## SET PROBLEM
Write the count of lines that contain the word "строительства" and nothing else.

## INPUT ROWS
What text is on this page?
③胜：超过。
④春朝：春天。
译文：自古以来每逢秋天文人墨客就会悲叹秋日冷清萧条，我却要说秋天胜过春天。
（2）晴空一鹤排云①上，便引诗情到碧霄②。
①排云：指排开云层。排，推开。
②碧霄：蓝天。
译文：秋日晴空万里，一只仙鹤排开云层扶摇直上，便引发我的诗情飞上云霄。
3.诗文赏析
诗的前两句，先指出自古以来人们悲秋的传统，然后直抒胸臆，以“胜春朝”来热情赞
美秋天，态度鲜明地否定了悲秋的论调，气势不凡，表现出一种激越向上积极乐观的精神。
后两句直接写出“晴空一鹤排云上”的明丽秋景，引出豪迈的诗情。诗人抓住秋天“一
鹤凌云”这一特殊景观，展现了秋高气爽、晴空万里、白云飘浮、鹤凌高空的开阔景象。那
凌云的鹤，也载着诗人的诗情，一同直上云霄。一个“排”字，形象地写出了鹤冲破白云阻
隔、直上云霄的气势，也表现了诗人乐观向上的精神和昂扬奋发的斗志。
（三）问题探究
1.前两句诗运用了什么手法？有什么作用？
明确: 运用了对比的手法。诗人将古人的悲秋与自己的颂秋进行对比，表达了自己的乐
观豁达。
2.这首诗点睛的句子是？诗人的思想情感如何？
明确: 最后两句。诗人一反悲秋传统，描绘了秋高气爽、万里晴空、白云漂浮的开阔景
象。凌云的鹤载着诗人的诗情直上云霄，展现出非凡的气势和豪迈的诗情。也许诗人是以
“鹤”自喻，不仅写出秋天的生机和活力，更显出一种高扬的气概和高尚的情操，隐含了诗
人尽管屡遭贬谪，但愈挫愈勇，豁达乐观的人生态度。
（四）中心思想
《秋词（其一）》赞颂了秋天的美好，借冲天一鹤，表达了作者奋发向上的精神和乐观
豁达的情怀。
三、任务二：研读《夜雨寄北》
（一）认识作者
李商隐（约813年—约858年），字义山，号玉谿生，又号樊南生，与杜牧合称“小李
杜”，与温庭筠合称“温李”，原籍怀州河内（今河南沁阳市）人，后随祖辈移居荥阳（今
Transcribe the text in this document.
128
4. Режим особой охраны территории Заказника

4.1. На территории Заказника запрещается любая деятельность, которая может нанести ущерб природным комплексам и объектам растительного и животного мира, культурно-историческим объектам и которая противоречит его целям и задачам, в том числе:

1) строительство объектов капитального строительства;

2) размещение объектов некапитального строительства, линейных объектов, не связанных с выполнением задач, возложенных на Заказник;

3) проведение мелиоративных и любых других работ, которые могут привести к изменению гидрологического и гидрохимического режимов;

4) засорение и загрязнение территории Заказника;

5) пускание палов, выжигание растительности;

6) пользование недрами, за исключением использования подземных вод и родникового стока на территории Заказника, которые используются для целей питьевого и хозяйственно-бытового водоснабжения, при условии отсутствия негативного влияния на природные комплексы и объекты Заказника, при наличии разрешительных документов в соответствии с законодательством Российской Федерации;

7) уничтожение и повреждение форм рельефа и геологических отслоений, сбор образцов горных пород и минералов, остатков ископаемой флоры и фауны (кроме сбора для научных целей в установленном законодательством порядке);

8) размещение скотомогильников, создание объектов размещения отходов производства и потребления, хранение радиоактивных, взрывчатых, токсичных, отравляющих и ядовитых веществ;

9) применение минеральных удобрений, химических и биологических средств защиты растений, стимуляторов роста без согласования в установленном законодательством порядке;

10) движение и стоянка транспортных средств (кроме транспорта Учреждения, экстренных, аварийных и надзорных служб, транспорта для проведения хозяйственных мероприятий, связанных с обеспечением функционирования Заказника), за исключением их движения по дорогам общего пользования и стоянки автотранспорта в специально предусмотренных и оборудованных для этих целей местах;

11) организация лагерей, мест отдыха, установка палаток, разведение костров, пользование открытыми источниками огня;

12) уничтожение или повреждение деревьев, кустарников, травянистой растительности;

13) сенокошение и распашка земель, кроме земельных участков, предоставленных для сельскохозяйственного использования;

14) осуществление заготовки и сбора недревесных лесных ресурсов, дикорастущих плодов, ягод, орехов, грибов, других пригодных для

## RESULT OF THE EXERCISE
2